DIRECTIONS FOR THIS TASK =
The records below should be written out again, exactly.

BEGIN DATASET

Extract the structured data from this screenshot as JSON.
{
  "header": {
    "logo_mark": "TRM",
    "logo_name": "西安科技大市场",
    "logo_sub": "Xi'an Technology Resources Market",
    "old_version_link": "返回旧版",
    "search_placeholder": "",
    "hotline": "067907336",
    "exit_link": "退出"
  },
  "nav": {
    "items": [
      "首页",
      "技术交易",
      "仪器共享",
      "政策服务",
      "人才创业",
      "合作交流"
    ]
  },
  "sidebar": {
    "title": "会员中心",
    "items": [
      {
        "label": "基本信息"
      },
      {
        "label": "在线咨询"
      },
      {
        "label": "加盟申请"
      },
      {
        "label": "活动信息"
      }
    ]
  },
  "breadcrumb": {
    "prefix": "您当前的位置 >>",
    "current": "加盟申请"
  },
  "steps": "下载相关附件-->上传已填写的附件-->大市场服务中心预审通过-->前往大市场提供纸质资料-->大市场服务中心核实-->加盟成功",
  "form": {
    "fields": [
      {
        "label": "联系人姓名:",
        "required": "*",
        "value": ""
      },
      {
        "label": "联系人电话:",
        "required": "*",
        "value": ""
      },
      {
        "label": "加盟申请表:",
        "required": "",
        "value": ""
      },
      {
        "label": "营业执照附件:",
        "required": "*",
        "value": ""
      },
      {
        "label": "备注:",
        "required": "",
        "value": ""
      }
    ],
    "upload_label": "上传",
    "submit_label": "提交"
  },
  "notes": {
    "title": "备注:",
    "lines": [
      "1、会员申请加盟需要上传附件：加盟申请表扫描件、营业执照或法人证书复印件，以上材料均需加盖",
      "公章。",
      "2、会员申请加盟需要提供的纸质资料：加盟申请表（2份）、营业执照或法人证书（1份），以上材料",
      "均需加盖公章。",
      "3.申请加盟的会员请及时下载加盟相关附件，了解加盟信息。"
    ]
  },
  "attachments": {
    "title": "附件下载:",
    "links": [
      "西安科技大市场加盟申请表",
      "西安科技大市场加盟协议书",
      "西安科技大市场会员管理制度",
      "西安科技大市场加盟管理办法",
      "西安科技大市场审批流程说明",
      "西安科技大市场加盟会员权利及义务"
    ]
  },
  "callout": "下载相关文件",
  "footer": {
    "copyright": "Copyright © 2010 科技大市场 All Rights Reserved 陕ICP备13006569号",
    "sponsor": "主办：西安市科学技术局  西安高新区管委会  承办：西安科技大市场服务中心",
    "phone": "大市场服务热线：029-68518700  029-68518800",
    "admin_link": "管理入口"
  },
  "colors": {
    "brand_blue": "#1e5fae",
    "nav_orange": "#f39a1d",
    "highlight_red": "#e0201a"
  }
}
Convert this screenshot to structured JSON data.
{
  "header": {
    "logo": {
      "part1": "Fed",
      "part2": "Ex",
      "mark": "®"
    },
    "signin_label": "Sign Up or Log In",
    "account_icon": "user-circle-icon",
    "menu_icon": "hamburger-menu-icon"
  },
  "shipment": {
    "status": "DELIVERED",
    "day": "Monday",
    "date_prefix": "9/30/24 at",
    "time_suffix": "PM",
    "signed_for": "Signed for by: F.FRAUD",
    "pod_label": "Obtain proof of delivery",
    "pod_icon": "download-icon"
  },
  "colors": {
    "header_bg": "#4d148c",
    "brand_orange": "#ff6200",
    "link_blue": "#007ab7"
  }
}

END DATASET

RESULT OF THE TASK =
Extract the structured data from this screenshot as JSON.
{
  "header": {
    "logo_mark": "TRM",
    "logo_name": "西安科技大市场",
    "logo_sub": "Xi'an Technology Resources Market",
    "old_version_link": "返回旧版",
    "search_placeholder": "",
    "hotline": "067907336",
    "exit_link": "退出"
  },
  "nav": {
    "items": [
      "首页",
      "技术交易",
      "仪器共享",
      "政策服务",
      "人才创业",
      "合作交流"
    ]
  },
  "sidebar": {
    "title": "会员中心",
    "items": [
      {
        "label": "基本信息"
      },
      {
        "label": "在线咨询"
      },
      {
        "label": "加盟申请"
      },
      {
        "label": "活动信息"
      }
    ]
  },
  "breadcrumb": {
    "prefix": "您当前的位置 >>",
    "current": "加盟申请"
  },
  "steps": "下载相关附件-->上传已填写的附件-->大市场服务中心预审通过-->前往大市场提供纸质资料-->大市场服务中心核实-->加盟成功",
  "form": {
    "fields": [
      {
        "label": "联系人姓名:",
        "required": "*",
        "value": ""
      },
      {
        "label": "联系人电话:",
        "required": "*",
        "value": ""
      },
      {
        "label": "加盟申请表:",
        "required": "",
        "value": ""
      },
      {
        "label": "营业执照附件:",
        "required": "*",
        "value": ""
      },
      {
        "label": "备注:",
        "required": "",
        "value": ""
      }
    ],
    "upload_label": "上传",
    "submit_label": "提交"
  },
  "notes": {
    "title": "备注:",
    "lines": [
      "1、会员申请加盟需要上传附件：加盟申请表扫描件、营业执照或法人证书复印件，以上材料均需加盖",
      "公章。",
      "2、会员申请加盟需要提供的纸质资料：加盟申请表（2份）、营业执照或法人证书（1份），以上材料",
      "均需加盖公章。",
      "3.申请加盟的会员请及时下载加盟相关附件，了解加盟信息。"
    ]
  },
  "attachments": {
    "title": "附件下载:",
    "links": [
      "西安科技大市场加盟申请表",
      "西安科技大市场加盟协议书",
      "西安科技大市场会员管理制度",
      "西安科技大市场加盟管理办法",
      "西安科技大市场审批流程说明",
      "西安科技大市场加盟会员权利及义务"
    ]
  },
  "callout": "下载相关文件",
  "footer": {
    "copyright": "Copyright © 2010 科技大市场 All Rights Reserved 陕ICP备13006569号",
    "sponsor": "主办：西安市科学技术局  西安高新区管委会  承办：西安科技大市场服务中心",
    "phone": "大市场服务热线：029-68518700  029-68518800",
    "admin_link": "管理入口"
  },
  "colors": {
    "brand_blue": "#1e5fae",
    "nav_orange": "#f39a1d",
    "highlight_red": "#e0201a"
  }
}
Convert this screenshot to structured JSON data.
{
  "header": {
    "logo": {
      "part1": "Fed",
      "part2": "Ex",
      "mark": "®"
    },
    "signin_label": "Sign Up or Log In",
    "account_icon": "user-circle-icon",
    "menu_icon": "hamburger-menu-icon"
  },
  "shipment": {
    "status": "DELIVERED",
    "day": "Monday",
    "date_prefix": "9/30/24 at",
    "time_suffix": "PM",
    "signed_for": "Signed for by: F.FRAUD",
    "pod_label": "Obtain proof of delivery",
    "pod_icon": "download-icon"
  },
  "colors": {
    "header_bg": "#4d148c",
    "brand_orange": "#ff6200",
    "link_blue": "#007ab7"
  }
}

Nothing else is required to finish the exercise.